__Exercise input__
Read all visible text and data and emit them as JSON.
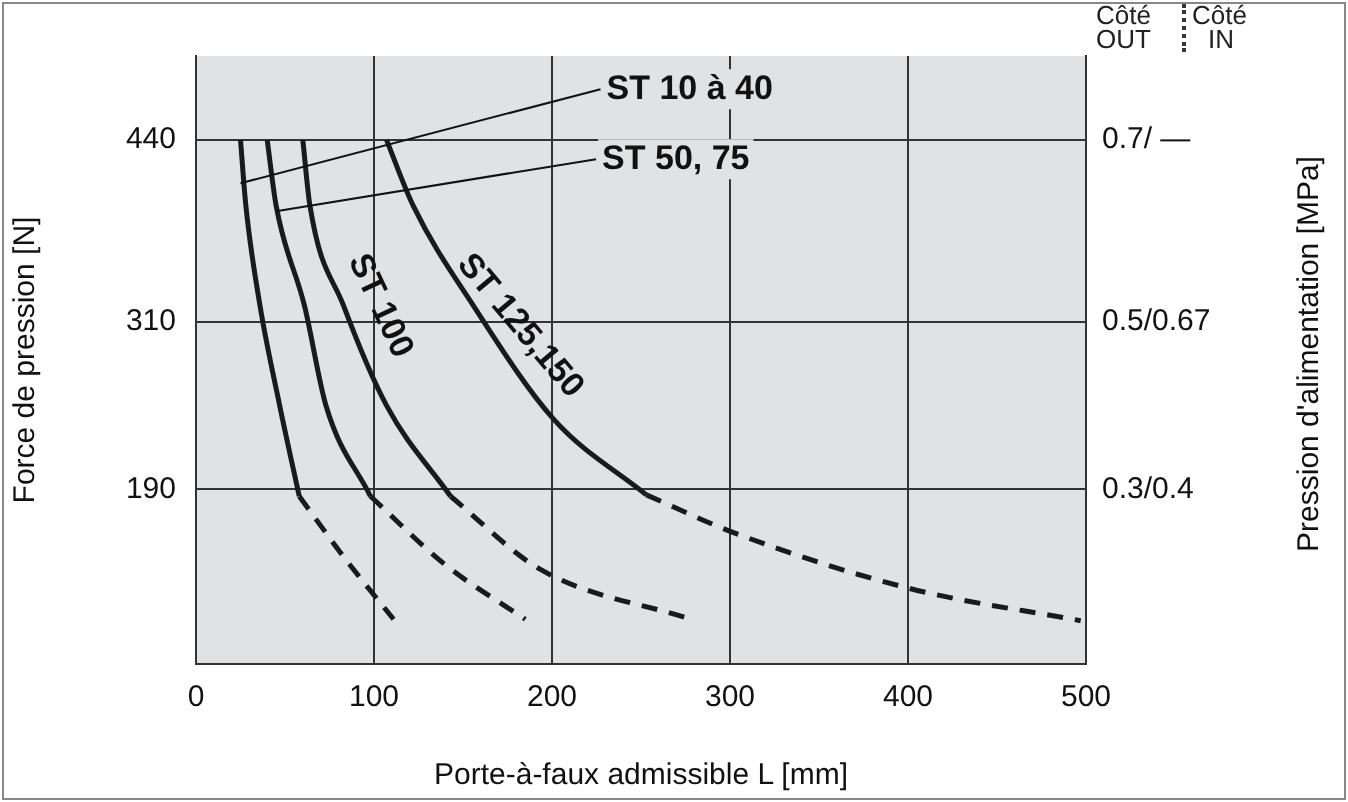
{
  "chart_data": {
    "type": "line",
    "xlabel": "Porte-à-faux admissible L [mm]",
    "ylabel": "Force de pression [N]",
    "xlim": [
      0,
      500
    ],
    "xticks": [
      0,
      100,
      200,
      300,
      400,
      500
    ],
    "ylim": [
      65,
      500
    ],
    "yticks": [
      190,
      310,
      440
    ],
    "grid": true,
    "legend": false,
    "marker": "none",
    "series": [
      {
        "color": "#1a1a1a",
        "line_style": "solid",
        "x": [
          25,
          28,
          36,
          47,
          58
        ],
        "values": [
          440,
          393,
          321,
          250,
          185
        ]
      },
      {
        "color": "#1a1a1a",
        "line_style": "dashed",
        "x": [
          58,
          84,
          111
        ],
        "values": [
          185,
          140,
          97
        ]
      },
      {
        "color": "#1a1a1a",
        "line_style": "solid",
        "x": [
          40,
          45,
          61,
          73,
          98
        ],
        "values": [
          440,
          393,
          321,
          250,
          185
        ]
      },
      {
        "color": "#1a1a1a",
        "line_style": "dashed",
        "x": [
          98,
          140,
          185
        ],
        "values": [
          185,
          136,
          97
        ]
      },
      {
        "color": "#1a1a1a",
        "line_style": "solid",
        "x": [
          60,
          64,
          83,
          107,
          143
        ],
        "values": [
          440,
          393,
          321,
          250,
          185
        ]
      },
      {
        "color": "#1a1a1a",
        "line_style": "dashed",
        "x": [
          143,
          193,
          278
        ],
        "values": [
          185,
          133,
          97
        ]
      },
      {
        "color": "#1a1a1a",
        "line_style": "solid",
        "x": [
          107,
          122,
          156,
          201,
          253
        ],
        "values": [
          440,
          393,
          321,
          240,
          186
        ]
      },
      {
        "color": "#1a1a1a",
        "line_style": "dashed",
        "x": [
          253,
          302,
          401,
          497
        ],
        "values": [
          186,
          159,
          119,
          96
        ]
      }
    ],
    "annotations": [
      {
        "text": "ST 10 à 40",
        "x": 25,
        "y": 409
      },
      {
        "text": "ST 50, 75",
        "x": 45,
        "y": 389
      },
      "ST 100",
      "ST 125,150",
      "Côté OUT",
      "Côté IN",
      "0.7/ —",
      "0.5/0.67",
      "0.3/0.4",
      "Pression d'alimentation [MPa]"
    ]
  }
}
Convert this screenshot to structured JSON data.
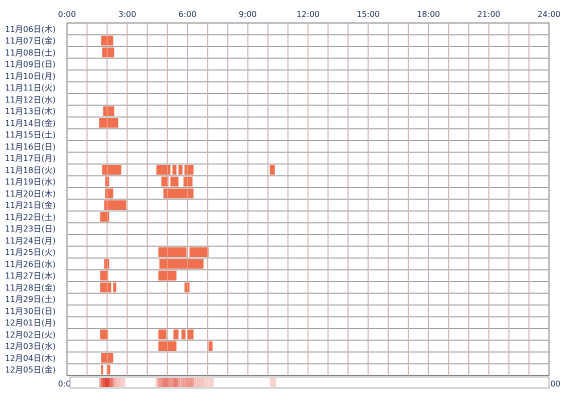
{
  "chart_data": {
    "type": "heatmap",
    "x_ticks": [
      "0:00",
      "3:00",
      "6:00",
      "9:00",
      "12:00",
      "15:00",
      "18:00",
      "21:00",
      "24:00"
    ],
    "x_range_hours": [
      0,
      24
    ],
    "rows": [
      {
        "label": "11月06日(木)",
        "blocks": []
      },
      {
        "label": "11月07日(金)",
        "blocks": [
          [
            1.7,
            2.3
          ]
        ]
      },
      {
        "label": "11月08日(土)",
        "blocks": [
          [
            1.75,
            2.35
          ]
        ]
      },
      {
        "label": "11月09日(日)",
        "blocks": []
      },
      {
        "label": "11月10日(月)",
        "blocks": []
      },
      {
        "label": "11月11日(火)",
        "blocks": []
      },
      {
        "label": "11月12日(水)",
        "blocks": []
      },
      {
        "label": "11月13日(木)",
        "blocks": [
          [
            1.8,
            2.35
          ]
        ]
      },
      {
        "label": "11月14日(金)",
        "blocks": [
          [
            1.6,
            2.55
          ]
        ]
      },
      {
        "label": "11月15日(土)",
        "blocks": []
      },
      {
        "label": "11月16日(日)",
        "blocks": []
      },
      {
        "label": "11月17日(月)",
        "blocks": []
      },
      {
        "label": "11月18日(火)",
        "blocks": [
          [
            1.75,
            2.7
          ],
          [
            4.45,
            5.15
          ],
          [
            5.25,
            5.45
          ],
          [
            5.55,
            5.75
          ],
          [
            5.85,
            6.3
          ],
          [
            10.1,
            10.35
          ]
        ]
      },
      {
        "label": "11月19日(水)",
        "blocks": [
          [
            1.9,
            2.1
          ],
          [
            4.7,
            5.05
          ],
          [
            5.15,
            5.55
          ],
          [
            5.8,
            6.25
          ]
        ]
      },
      {
        "label": "11月20日(木)",
        "blocks": [
          [
            1.9,
            2.3
          ],
          [
            4.8,
            6.3
          ]
        ]
      },
      {
        "label": "11月21日(金)",
        "blocks": [
          [
            1.85,
            2.95
          ]
        ]
      },
      {
        "label": "11月22日(土)",
        "blocks": [
          [
            1.65,
            2.1
          ]
        ]
      },
      {
        "label": "11月23日(日)",
        "blocks": []
      },
      {
        "label": "11月24日(月)",
        "blocks": []
      },
      {
        "label": "11月25日(火)",
        "blocks": [
          [
            4.55,
            5.95
          ],
          [
            6.1,
            7.05
          ]
        ]
      },
      {
        "label": "11月26日(水)",
        "blocks": [
          [
            1.85,
            2.1
          ],
          [
            4.6,
            6.8
          ]
        ]
      },
      {
        "label": "11月27日(木)",
        "blocks": [
          [
            1.65,
            2.05
          ],
          [
            4.55,
            5.45
          ]
        ]
      },
      {
        "label": "11月28日(金)",
        "blocks": [
          [
            1.65,
            2.2
          ],
          [
            2.3,
            2.45
          ],
          [
            5.85,
            6.1
          ]
        ]
      },
      {
        "label": "11月29日(土)",
        "blocks": []
      },
      {
        "label": "11月30日(日)",
        "blocks": []
      },
      {
        "label": "12月01日(月)",
        "blocks": []
      },
      {
        "label": "12月02日(火)",
        "blocks": [
          [
            1.65,
            2.05
          ],
          [
            4.55,
            4.95
          ],
          [
            5.3,
            5.55
          ],
          [
            5.7,
            5.9
          ],
          [
            6.0,
            6.3
          ]
        ]
      },
      {
        "label": "12月03日(水)",
        "blocks": [
          [
            4.55,
            5.45
          ],
          [
            7.05,
            7.25
          ]
        ]
      },
      {
        "label": "12月04日(木)",
        "blocks": [
          [
            1.7,
            2.3
          ]
        ]
      },
      {
        "label": "12月05日(金)",
        "blocks": [
          [
            1.7,
            1.8
          ],
          [
            2.0,
            2.15
          ]
        ]
      }
    ],
    "colors": {
      "block": "#f07050",
      "block_dark": "#e04030",
      "grid": "#a0a0a0",
      "border": "#808080",
      "text": "#1a2a5a"
    }
  }
}
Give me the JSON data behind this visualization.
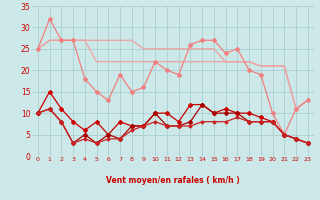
{
  "x": [
    0,
    1,
    2,
    3,
    4,
    5,
    6,
    7,
    8,
    9,
    10,
    11,
    12,
    13,
    14,
    15,
    16,
    17,
    18,
    19,
    20,
    21,
    22,
    23
  ],
  "line_top1": [
    25,
    27,
    27,
    27,
    27,
    27,
    27,
    27,
    27,
    25,
    25,
    25,
    25,
    25,
    25,
    25,
    22,
    22,
    22,
    21,
    21,
    21,
    11,
    13
  ],
  "line_top2": [
    25,
    32,
    27,
    27,
    18,
    15,
    13,
    19,
    15,
    16,
    22,
    20,
    19,
    26,
    27,
    27,
    24,
    25,
    20,
    19,
    10,
    5,
    11,
    13
  ],
  "line_top3": [
    25,
    27,
    27,
    27,
    27,
    22,
    22,
    22,
    22,
    22,
    22,
    22,
    22,
    22,
    22,
    22,
    22,
    22,
    22,
    21,
    21,
    21,
    11,
    13
  ],
  "line_mid1": [
    10,
    15,
    11,
    8,
    6,
    8,
    5,
    8,
    7,
    7,
    10,
    10,
    8,
    12,
    12,
    10,
    11,
    10,
    10,
    9,
    8,
    5,
    4,
    3
  ],
  "line_mid2": [
    10,
    11,
    8,
    3,
    5,
    3,
    5,
    4,
    7,
    7,
    10,
    7,
    7,
    8,
    12,
    10,
    10,
    10,
    8,
    8,
    8,
    5,
    4,
    3
  ],
  "line_mid3": [
    10,
    11,
    8,
    3,
    4,
    3,
    4,
    4,
    6,
    7,
    8,
    7,
    7,
    7,
    8,
    8,
    8,
    9,
    8,
    8,
    8,
    5,
    4,
    3
  ],
  "color_light1": "#f0a0a0",
  "color_light2": "#f08080",
  "color_light3": "#f0a0a0",
  "color_dark1": "#cc0000",
  "color_dark2": "#aa0000",
  "color_dark3": "#cc2222",
  "bg_color": "#cce8e8",
  "grid_color": "#aacece",
  "xlabel": "Vent moyen/en rafales ( km/h )",
  "ylim": [
    0,
    35
  ],
  "xlim": [
    -0.5,
    23.5
  ],
  "yticks": [
    0,
    5,
    10,
    15,
    20,
    25,
    30,
    35
  ],
  "xticks": [
    0,
    1,
    2,
    3,
    4,
    5,
    6,
    7,
    8,
    9,
    10,
    11,
    12,
    13,
    14,
    15,
    16,
    17,
    18,
    19,
    20,
    21,
    22,
    23
  ]
}
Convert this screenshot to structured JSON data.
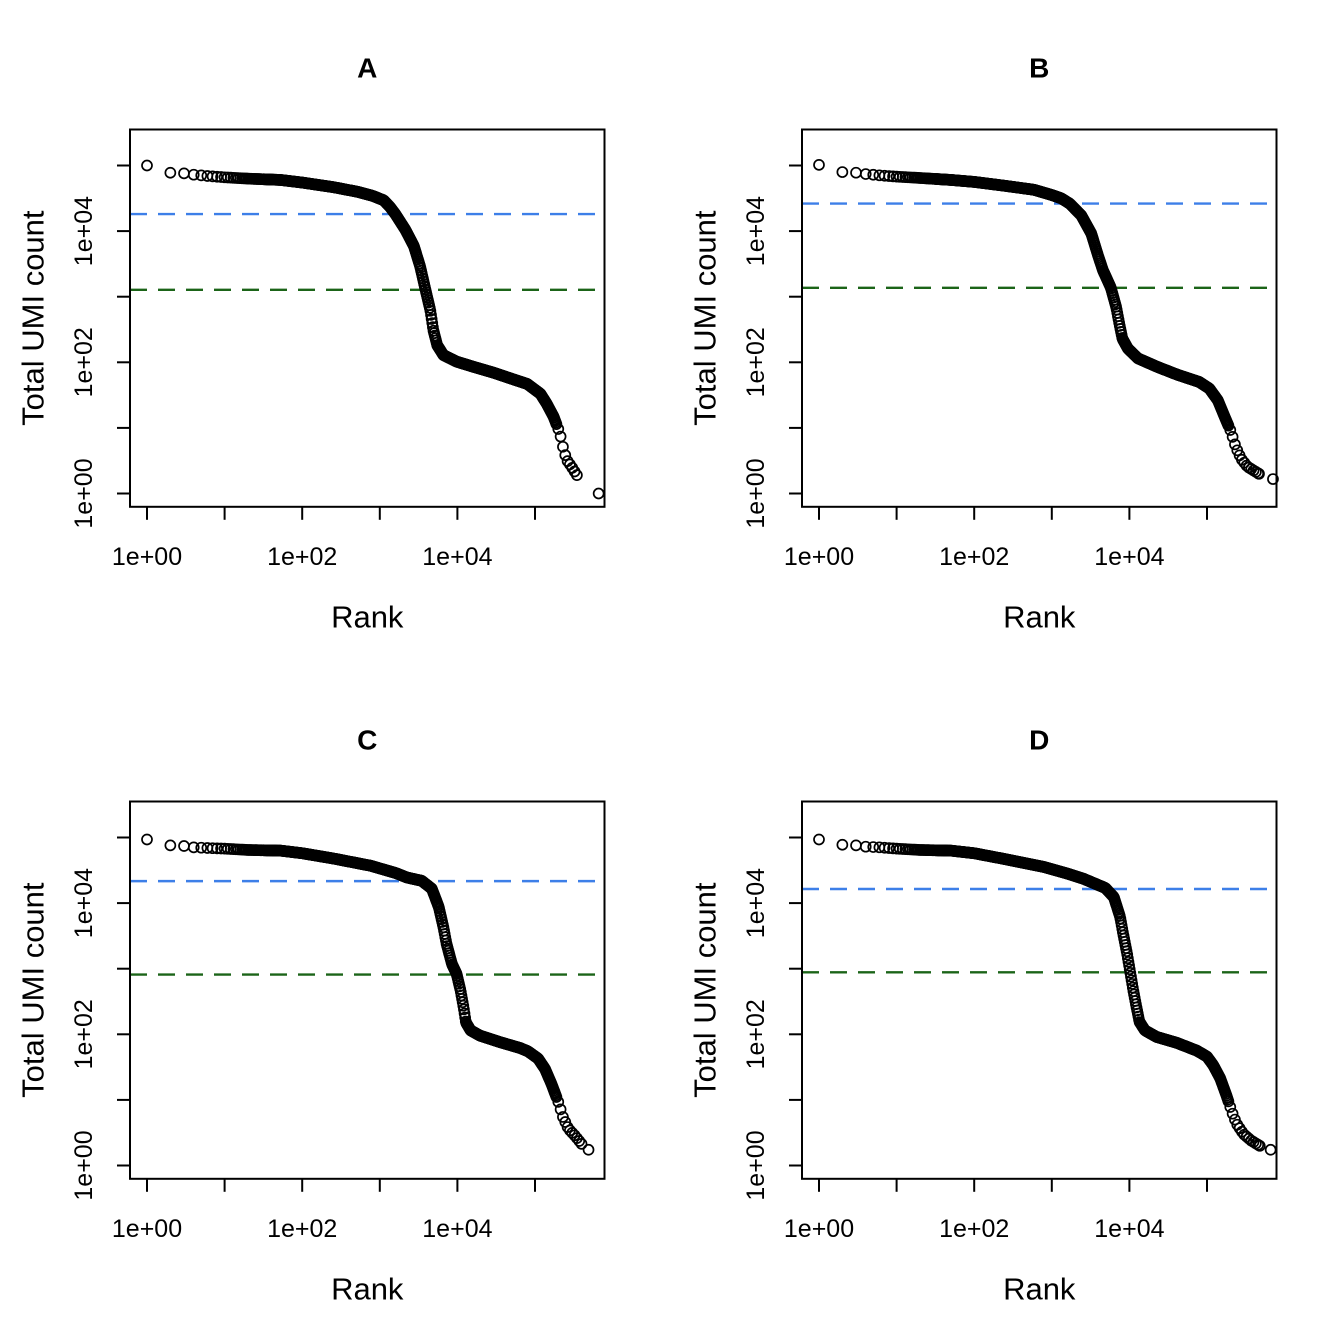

__Aim of the task__
Make a copy of each line that contains the string "text".

__Result__
Read all visible text and data and emit them as JSON.
        "text": "ST 10 à 40",
        "text": "ST 50, 75",
      "text": "#1a2a5a"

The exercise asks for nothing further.